[Data entries]
• • • • • • •

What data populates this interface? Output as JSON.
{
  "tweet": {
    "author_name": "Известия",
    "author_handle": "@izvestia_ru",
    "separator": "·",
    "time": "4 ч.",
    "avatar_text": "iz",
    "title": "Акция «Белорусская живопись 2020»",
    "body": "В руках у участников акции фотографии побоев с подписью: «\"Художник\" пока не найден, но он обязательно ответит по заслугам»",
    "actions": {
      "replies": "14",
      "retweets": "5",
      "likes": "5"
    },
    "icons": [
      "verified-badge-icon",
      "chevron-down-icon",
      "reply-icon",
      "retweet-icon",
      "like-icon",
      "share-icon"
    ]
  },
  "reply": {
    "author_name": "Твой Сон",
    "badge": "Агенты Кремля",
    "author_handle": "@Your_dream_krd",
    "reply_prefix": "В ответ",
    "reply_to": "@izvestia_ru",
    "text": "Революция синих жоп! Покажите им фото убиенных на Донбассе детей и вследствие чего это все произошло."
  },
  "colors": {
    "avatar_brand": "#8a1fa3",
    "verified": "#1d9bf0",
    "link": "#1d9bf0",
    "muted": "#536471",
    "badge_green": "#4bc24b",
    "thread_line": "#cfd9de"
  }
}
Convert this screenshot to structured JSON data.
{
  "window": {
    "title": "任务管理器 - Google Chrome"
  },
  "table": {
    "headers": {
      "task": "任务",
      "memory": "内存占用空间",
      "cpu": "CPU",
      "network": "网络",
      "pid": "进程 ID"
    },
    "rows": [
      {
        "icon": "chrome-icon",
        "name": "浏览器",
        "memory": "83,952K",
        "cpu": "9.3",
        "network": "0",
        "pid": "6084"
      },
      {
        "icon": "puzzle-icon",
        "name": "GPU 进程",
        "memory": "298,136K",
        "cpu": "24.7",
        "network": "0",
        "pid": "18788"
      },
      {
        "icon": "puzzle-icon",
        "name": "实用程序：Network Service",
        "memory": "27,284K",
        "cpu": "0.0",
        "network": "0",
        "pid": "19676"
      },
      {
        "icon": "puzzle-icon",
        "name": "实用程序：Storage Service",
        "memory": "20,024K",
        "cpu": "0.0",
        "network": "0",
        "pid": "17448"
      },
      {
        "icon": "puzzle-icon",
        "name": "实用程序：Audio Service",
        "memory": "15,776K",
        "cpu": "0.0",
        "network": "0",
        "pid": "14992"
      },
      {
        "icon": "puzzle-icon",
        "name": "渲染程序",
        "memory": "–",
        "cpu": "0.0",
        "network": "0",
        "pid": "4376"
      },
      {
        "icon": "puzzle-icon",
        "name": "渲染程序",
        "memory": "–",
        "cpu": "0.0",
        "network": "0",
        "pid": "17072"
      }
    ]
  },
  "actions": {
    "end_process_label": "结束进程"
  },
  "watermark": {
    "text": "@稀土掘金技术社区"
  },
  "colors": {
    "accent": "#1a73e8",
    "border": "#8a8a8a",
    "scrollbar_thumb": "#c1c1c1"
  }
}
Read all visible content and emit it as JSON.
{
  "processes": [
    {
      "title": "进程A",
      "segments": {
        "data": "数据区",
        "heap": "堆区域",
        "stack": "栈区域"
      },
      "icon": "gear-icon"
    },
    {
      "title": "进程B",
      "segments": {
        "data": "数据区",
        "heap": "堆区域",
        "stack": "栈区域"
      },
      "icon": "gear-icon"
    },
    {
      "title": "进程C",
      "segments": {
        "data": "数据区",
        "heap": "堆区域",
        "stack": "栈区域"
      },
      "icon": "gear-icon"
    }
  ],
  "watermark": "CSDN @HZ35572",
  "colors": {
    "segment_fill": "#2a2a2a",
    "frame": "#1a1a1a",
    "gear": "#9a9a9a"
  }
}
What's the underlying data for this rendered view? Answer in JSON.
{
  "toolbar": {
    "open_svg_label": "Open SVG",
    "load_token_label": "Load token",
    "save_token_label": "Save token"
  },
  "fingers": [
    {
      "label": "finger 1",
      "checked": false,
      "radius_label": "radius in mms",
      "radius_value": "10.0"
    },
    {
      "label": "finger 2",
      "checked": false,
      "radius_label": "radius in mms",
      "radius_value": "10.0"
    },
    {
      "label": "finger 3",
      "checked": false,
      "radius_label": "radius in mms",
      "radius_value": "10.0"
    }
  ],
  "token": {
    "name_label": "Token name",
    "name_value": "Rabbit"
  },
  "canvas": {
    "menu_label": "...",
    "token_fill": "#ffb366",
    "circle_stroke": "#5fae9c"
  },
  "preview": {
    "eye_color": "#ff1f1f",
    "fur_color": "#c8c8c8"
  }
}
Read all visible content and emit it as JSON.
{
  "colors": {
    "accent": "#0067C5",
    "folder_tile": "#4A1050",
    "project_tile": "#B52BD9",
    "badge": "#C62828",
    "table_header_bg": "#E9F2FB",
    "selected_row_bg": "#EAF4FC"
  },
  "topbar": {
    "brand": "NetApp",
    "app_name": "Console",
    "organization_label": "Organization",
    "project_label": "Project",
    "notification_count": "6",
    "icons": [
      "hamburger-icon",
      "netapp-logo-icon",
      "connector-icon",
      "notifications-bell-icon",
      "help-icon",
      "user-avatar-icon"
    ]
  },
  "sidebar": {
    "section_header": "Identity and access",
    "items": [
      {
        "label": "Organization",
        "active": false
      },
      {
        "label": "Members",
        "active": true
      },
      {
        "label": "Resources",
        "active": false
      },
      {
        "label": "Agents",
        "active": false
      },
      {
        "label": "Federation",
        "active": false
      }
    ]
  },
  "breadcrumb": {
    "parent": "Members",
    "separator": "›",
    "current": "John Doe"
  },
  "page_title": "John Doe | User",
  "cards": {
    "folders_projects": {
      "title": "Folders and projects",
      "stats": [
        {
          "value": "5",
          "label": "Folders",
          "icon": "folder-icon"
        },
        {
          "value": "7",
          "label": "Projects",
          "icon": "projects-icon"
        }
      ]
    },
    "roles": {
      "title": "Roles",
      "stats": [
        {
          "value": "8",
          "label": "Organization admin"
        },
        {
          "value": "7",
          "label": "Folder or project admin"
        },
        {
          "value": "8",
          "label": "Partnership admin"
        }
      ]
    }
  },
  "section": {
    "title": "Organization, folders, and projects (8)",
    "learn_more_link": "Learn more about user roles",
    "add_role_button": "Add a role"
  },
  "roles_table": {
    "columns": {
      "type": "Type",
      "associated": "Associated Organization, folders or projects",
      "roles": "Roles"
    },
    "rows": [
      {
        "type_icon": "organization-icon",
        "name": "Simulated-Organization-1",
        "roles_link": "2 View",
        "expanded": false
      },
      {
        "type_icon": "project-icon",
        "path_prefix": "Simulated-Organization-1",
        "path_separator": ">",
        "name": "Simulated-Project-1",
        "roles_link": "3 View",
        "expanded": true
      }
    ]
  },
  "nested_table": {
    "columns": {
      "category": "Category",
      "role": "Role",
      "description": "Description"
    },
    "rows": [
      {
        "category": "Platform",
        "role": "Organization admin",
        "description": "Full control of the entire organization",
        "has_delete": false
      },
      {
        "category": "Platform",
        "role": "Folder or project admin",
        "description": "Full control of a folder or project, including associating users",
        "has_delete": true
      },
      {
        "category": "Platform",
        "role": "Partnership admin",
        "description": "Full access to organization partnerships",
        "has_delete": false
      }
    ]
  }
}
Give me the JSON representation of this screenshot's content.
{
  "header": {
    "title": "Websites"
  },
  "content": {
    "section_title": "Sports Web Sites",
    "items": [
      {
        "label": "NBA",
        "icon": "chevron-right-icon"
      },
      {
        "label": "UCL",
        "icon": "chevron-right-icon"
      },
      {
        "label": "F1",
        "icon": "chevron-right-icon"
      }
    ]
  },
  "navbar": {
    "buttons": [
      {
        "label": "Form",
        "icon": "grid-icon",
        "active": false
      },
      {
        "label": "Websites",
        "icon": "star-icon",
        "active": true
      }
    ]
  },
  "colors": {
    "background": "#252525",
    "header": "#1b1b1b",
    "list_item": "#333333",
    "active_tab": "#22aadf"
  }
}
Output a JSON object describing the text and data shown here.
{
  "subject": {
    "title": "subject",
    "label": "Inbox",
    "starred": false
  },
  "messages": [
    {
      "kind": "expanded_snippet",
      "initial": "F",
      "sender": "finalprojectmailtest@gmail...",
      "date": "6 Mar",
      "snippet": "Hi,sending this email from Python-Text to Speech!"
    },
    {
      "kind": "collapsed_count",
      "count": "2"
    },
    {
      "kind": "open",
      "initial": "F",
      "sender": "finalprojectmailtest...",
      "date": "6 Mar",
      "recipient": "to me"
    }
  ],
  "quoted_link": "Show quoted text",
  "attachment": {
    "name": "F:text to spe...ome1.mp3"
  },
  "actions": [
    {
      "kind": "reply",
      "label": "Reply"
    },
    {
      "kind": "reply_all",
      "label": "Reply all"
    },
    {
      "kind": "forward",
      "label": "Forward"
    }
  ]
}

• • • • • • •

- **YOUR OBJECTIVE**: Beginning with the line that contains "Output a JSON", repeat every line through the end of the records and nothing more.

- **WORKED SOLUTION**:
Output a JSON object describing the text and data shown here.
{
  "subject": {
    "title": "subject",
    "label": "Inbox",
    "starred": false
  },
  "messages": [
    {
      "kind": "expanded_snippet",
      "initial": "F",
      "sender": "finalprojectmailtest@gmail...",
      "date": "6 Mar",
      "snippet": "Hi,sending this email from Python-Text to Speech!"
    },
    {
      "kind": "collapsed_count",
      "count": "2"
    },
    {
      "kind": "open",
      "initial": "F",
      "sender": "finalprojectmailtest...",
      "date": "6 Mar",
      "recipient": "to me"
    }
  ],
  "quoted_link": "Show quoted text",
  "attachment": {
    "name": "F:text to spe...ome1.mp3"
  },
  "actions": [
    {
      "kind": "reply",
      "label": "Reply"
    },
    {
      "kind": "reply_all",
      "label": "Reply all"
    },
    {
      "kind": "forward",
      "label": "Forward"
    }
  ]
}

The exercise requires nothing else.